Keep only the lines of the listing that include the word "Tech", and copy them.

======== RECORDS

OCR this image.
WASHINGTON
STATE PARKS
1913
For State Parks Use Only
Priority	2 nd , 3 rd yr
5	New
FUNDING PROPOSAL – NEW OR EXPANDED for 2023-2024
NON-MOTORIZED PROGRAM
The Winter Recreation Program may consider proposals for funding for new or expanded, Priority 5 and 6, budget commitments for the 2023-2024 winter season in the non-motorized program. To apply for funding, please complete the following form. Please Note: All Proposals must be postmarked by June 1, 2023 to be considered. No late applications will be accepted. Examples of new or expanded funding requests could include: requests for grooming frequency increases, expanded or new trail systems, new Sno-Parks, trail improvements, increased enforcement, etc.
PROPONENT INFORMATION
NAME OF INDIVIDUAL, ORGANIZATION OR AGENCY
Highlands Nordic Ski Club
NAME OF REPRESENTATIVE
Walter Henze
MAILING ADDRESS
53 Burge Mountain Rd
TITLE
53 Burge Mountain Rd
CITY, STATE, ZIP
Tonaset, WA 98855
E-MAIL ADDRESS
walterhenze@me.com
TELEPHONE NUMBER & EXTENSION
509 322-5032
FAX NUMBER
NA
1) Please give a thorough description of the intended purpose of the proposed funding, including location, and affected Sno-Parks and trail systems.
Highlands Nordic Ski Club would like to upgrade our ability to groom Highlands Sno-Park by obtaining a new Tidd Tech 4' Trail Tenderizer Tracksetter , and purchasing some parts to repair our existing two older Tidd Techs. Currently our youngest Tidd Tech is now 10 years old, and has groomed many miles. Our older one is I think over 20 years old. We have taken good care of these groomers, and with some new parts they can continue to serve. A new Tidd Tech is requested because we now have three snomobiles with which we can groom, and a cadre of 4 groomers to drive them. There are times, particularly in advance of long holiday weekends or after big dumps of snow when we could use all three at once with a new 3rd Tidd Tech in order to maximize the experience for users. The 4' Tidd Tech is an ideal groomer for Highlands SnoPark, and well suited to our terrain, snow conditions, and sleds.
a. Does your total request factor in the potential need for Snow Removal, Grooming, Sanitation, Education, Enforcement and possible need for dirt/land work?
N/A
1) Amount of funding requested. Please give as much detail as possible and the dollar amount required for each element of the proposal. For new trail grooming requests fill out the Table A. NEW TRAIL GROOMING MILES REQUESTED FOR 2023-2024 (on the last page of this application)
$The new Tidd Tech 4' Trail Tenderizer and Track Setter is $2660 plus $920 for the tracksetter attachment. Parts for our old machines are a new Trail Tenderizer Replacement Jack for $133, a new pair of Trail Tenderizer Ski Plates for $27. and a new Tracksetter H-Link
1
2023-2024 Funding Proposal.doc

================

▶ _RESPONSE BELOW_:
Highlands Nordic Ski Club would like to upgrade our ability to groom Highlands Sno-Park by obtaining a new Tidd Tech 4' Trail Tenderizer Tracksetter , and purchasing some parts to repair our existing two older Tidd Techs. Currently our youngest Tidd Tech is now 10 years old, and has groomed many miles. Our older one is I think over 20 years old. We have taken good care of these groomers, and with some new parts they can continue to serve. A new Tidd Tech is requested because we now have three snomobiles with which we can groom, and a cadre of 4 groomers to drive them. There are times, particularly in advance of long holiday weekends or after big dumps of snow when we could use all three at once with a new 3rd Tidd Tech in order to maximize the experience for users. The 4' Tidd Tech is an ideal groomer for Highlands SnoPark, and well suited to our terrain, snow conditions, and sleds.
$The new Tidd Tech 4' Trail Tenderizer and Track Setter is $2660 plus $920 for the tracksetter attachment. Parts for our old machines are a new Trail Tenderizer Replacement Jack for $133, a new pair of Trail Tenderizer Ski Plates for $27. and a new Tracksetter H-Link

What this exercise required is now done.